Exercise objective: Reproduce the lines below exactly, from the first one through the line that contains "volume-bar — [580, 482, 586, 531]", including both.

** START OF Input **

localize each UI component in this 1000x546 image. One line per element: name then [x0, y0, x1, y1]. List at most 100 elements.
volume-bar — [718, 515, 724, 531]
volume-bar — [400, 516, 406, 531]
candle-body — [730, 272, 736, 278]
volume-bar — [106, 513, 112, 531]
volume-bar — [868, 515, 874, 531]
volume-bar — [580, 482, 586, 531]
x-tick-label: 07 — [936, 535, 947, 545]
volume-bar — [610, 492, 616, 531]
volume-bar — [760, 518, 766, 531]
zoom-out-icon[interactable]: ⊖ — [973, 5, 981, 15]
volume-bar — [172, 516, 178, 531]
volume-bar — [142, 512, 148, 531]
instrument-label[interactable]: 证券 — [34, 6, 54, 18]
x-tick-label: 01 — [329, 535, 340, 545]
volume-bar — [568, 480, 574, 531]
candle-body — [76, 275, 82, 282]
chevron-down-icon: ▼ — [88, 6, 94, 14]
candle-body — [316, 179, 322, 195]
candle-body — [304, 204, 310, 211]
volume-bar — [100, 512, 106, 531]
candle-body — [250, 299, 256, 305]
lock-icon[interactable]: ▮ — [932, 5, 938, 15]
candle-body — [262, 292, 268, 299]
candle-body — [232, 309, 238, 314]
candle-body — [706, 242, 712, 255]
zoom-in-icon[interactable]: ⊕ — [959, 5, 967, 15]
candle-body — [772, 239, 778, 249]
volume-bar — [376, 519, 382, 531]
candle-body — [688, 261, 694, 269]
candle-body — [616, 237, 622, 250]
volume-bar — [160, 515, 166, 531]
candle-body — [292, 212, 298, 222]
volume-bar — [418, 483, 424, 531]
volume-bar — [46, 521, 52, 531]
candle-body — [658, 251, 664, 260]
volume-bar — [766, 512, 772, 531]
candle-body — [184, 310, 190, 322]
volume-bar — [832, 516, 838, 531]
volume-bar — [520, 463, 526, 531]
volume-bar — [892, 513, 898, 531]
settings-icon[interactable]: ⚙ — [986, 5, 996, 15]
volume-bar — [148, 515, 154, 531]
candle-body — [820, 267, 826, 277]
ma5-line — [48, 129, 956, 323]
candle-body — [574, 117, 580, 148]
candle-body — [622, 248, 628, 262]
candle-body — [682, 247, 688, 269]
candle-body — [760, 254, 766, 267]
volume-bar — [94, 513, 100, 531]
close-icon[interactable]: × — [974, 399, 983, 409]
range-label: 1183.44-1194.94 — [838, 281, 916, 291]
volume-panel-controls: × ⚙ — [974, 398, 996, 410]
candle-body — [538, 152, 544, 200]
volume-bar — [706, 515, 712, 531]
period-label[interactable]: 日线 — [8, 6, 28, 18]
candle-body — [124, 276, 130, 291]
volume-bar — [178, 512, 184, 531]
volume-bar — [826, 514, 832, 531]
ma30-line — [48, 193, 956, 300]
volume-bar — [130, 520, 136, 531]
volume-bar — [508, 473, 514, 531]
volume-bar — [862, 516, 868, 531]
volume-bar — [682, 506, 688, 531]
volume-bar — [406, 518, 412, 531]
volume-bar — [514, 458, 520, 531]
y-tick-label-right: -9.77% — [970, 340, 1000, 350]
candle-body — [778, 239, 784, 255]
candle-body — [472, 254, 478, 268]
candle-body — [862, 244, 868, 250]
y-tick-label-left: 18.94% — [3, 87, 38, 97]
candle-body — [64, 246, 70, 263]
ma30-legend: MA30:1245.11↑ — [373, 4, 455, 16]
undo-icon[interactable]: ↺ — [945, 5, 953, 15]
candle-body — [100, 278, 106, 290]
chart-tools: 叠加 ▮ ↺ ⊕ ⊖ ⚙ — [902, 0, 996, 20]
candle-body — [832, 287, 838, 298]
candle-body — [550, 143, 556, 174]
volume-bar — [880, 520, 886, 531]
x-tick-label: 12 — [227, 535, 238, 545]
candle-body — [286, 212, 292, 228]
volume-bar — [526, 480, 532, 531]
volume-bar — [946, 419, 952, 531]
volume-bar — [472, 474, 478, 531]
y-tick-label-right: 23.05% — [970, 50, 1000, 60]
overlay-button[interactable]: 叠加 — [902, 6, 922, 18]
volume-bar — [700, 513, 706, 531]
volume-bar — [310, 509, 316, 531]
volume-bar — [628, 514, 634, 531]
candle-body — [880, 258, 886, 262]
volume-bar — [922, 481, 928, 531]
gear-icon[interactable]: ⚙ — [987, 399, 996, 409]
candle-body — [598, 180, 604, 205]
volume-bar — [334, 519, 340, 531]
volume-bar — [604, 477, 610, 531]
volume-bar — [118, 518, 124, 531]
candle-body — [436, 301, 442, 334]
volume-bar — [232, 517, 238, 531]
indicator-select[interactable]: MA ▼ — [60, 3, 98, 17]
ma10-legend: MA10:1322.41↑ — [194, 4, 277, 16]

** END OF Input **

Solution for this problem:
localize each UI component in this 1000x546 image. One line per element: name then [x0, y0, x1, y1]. List at most 100 elements.
volume-bar — [718, 515, 724, 531]
volume-bar — [400, 516, 406, 531]
candle-body — [730, 272, 736, 278]
volume-bar — [106, 513, 112, 531]
volume-bar — [868, 515, 874, 531]
volume-bar — [580, 482, 586, 531]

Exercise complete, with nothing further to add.